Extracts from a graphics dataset
== Segment start ==

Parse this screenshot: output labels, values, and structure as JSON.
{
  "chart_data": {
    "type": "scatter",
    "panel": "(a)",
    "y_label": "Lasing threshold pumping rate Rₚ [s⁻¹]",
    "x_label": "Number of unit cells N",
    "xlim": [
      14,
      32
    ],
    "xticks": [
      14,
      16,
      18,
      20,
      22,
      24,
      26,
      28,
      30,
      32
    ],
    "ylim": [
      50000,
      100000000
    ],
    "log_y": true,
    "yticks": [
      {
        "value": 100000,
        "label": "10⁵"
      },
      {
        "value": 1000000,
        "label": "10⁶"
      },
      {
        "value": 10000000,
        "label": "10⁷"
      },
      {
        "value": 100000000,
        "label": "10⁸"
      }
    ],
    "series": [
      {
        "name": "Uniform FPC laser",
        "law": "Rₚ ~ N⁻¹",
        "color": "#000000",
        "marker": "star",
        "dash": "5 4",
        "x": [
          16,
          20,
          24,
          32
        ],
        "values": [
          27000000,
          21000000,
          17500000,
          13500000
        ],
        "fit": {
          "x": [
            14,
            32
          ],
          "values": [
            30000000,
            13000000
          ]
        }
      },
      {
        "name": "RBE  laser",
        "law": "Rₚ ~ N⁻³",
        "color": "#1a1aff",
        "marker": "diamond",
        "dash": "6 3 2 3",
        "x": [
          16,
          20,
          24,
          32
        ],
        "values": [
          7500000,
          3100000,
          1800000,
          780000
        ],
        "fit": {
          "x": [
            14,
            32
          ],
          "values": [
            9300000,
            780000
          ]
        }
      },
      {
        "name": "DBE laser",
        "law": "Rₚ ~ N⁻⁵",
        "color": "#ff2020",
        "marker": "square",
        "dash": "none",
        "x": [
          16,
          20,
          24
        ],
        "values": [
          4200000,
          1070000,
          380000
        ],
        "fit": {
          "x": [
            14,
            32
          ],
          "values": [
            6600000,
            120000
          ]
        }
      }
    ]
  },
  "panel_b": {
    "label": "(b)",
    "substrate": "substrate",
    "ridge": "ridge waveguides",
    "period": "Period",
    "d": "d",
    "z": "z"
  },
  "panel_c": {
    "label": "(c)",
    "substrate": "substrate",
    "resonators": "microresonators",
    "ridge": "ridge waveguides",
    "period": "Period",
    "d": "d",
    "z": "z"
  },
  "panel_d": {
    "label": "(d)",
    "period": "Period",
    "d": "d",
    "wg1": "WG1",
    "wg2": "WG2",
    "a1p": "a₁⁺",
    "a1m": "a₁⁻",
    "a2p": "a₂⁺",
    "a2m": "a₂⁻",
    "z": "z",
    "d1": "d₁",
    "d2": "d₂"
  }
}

== Segment end ==
== Segment start ==

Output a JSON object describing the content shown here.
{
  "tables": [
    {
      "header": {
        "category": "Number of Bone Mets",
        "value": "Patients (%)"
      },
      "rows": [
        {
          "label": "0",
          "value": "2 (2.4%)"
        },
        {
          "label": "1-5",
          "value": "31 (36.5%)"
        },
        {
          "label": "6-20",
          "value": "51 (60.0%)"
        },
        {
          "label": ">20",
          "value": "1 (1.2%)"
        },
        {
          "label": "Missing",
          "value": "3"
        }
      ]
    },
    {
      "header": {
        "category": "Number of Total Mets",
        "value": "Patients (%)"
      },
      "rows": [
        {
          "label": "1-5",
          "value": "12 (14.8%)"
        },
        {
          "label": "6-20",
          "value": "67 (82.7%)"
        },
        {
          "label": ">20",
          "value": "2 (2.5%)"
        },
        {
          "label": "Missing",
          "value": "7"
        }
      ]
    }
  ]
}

== Segment end ==
== Segment start ==

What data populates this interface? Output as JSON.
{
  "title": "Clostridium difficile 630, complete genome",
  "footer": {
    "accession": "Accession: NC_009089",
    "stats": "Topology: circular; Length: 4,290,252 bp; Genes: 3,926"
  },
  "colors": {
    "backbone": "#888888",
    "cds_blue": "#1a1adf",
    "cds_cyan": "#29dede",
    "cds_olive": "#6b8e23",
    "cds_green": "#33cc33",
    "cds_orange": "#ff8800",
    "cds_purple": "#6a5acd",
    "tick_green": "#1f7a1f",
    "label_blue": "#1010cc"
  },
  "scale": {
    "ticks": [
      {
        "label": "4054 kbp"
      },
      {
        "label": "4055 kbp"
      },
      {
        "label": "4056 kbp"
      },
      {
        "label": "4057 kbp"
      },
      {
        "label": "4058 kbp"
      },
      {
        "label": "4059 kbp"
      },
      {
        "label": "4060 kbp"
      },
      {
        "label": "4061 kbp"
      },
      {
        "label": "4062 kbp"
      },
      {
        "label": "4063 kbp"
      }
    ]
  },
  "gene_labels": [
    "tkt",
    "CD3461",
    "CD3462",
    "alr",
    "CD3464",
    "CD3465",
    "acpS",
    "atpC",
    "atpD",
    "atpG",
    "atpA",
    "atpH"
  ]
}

== Segment end ==

> **Goal of the exercise**
Return each line of the data that contains the string "this".

> **Completed exercise**
Parse this screenshot: output labels, values, and structure as JSON.
What data populates this interface? Output as JSON.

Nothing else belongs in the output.